> _Page text_:
┏━━

Effective compute is ~11 % of the paper's epochs × batch_size product. The gap between our 83.8% test accuracy and paper's 99.7% is consistent with this deficit, not with an architectural defect — see REPRODUCTION.md §"Compute budget accounting" for the math.

Underspecified choices we had to make (GAP_DEFAULTS.md)

Ten places where the paper's §2 + appendices A–B don't pin a choice. We picked a reasonable default for each and documented it so you can swap and test.

Examples:

  • Posterior q_φ(ε | u, y) architecture: SwiGLU MLP over concat(u, mean-pool(y_embed)).
  • KL balancing: Dreamer-V2 variant with α = 0.8.
  • LPRM target: per-example exact-match accuracy.
  • z_0: one frozen N(0, I) sample saved in the checkpoint.

If you change one of these and our numbers change a lot, that gap is load-bearing for the paper's result. Worth knowing.

Layout

gram/
├── README.md                ← you are here
├── REPRODUCTION.md          ← our actual run (hardware, cost, numbers, MD5s)
├── OPTIMIZATION.md          ← throughput sprint: what worked, what didn't, $ projection
├── DEVIATIONS.md            ← config we used vs paper config
├── GAP_DEFAULTS.md          ← 11 underspecified items + our choices
├── CITATION.cff             ← cite Baek et al. (the paper) + this repo (the reimpl)
├── LICENSE                  ← MIT
├── pyproject.toml           ← pinned deps
├── gram/                    ← package
│   ├── blocks.py            ← RoPE, MHSA, SwiGLU, RMSNorm
│   ├── heads.py             ← guidance prior + posterior + halt + LPRM
│   ├── recursive.py         ← K low-level + 1 high-level + truncated BPTT
│   ├── model.py             ← top-level GRAMModel (encoder + core + decoder)

┗━━

Records drawn from a dataset:
┏━━

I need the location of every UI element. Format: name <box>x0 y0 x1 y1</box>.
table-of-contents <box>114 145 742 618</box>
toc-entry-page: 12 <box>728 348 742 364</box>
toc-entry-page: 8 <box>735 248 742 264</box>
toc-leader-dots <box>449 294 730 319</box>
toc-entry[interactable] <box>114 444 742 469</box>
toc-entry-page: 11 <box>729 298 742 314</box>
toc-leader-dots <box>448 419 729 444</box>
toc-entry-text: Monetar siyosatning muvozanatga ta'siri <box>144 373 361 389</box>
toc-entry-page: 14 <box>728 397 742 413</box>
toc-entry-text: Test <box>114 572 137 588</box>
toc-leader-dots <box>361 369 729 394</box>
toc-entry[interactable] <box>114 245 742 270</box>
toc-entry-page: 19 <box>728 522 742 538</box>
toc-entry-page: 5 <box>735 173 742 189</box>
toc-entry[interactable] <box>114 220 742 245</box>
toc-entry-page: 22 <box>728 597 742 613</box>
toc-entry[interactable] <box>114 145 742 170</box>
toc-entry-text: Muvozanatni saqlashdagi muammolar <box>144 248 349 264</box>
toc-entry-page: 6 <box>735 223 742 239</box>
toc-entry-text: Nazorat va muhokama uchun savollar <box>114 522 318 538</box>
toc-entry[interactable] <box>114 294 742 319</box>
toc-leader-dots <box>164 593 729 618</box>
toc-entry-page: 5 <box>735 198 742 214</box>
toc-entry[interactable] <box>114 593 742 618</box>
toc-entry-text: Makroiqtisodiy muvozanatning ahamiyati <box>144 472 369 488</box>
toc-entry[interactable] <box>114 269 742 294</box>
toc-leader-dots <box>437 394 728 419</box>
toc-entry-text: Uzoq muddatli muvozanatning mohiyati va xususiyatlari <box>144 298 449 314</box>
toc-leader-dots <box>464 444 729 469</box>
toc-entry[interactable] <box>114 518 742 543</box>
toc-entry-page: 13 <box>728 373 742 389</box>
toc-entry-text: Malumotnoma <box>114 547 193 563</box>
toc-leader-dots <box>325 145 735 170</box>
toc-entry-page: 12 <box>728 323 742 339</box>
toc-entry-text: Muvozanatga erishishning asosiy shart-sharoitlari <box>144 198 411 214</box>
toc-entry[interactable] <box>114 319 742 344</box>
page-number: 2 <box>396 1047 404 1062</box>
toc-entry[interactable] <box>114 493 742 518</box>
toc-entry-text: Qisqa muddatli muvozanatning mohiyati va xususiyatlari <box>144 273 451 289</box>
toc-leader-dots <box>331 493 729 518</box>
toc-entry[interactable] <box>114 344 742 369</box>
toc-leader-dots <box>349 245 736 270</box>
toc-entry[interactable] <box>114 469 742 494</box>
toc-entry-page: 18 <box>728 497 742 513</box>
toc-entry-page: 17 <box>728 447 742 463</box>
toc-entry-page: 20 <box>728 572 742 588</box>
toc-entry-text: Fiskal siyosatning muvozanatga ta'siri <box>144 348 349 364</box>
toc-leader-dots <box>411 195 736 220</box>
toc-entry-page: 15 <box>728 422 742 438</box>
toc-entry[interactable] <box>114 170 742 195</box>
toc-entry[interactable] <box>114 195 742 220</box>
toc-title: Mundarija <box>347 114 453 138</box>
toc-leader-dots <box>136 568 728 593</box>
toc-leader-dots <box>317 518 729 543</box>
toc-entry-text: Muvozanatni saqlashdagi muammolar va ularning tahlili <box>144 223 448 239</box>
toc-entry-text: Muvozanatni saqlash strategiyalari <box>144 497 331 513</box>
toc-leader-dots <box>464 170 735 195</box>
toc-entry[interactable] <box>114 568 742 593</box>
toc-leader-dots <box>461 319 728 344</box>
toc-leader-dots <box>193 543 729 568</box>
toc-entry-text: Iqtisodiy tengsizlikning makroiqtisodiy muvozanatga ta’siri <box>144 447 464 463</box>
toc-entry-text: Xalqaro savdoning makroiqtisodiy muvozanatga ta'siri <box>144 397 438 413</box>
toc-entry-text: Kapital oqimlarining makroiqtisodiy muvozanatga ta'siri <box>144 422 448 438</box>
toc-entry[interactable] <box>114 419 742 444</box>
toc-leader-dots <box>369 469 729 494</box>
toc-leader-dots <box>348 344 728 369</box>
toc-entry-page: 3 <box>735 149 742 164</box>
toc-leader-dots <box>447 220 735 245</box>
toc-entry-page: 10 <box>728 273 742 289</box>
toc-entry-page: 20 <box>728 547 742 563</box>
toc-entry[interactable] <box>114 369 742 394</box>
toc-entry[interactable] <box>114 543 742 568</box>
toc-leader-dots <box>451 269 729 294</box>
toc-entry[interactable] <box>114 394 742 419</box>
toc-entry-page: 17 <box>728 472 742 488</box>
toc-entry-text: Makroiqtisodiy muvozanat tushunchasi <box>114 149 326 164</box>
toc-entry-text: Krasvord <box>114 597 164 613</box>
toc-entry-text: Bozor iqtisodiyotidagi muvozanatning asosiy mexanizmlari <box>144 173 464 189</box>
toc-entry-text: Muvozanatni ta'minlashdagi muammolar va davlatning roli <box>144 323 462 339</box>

┗━━

Reproduce the portion of the README text above, starting at "Effective compute is" and ending at "to make (GAP_DEFAULTS.md)".

Effective compute is ~11 % of the paper's epochs × batch_size product. The gap between our 83.8% test accuracy and paper's 99.7% is consistent with this deficit, not with an architectural defect — see REPRODUCTION.md §"Compute budget accounting" for the math.

Underspecified choices we had to make (GAP_DEFAULTS.md)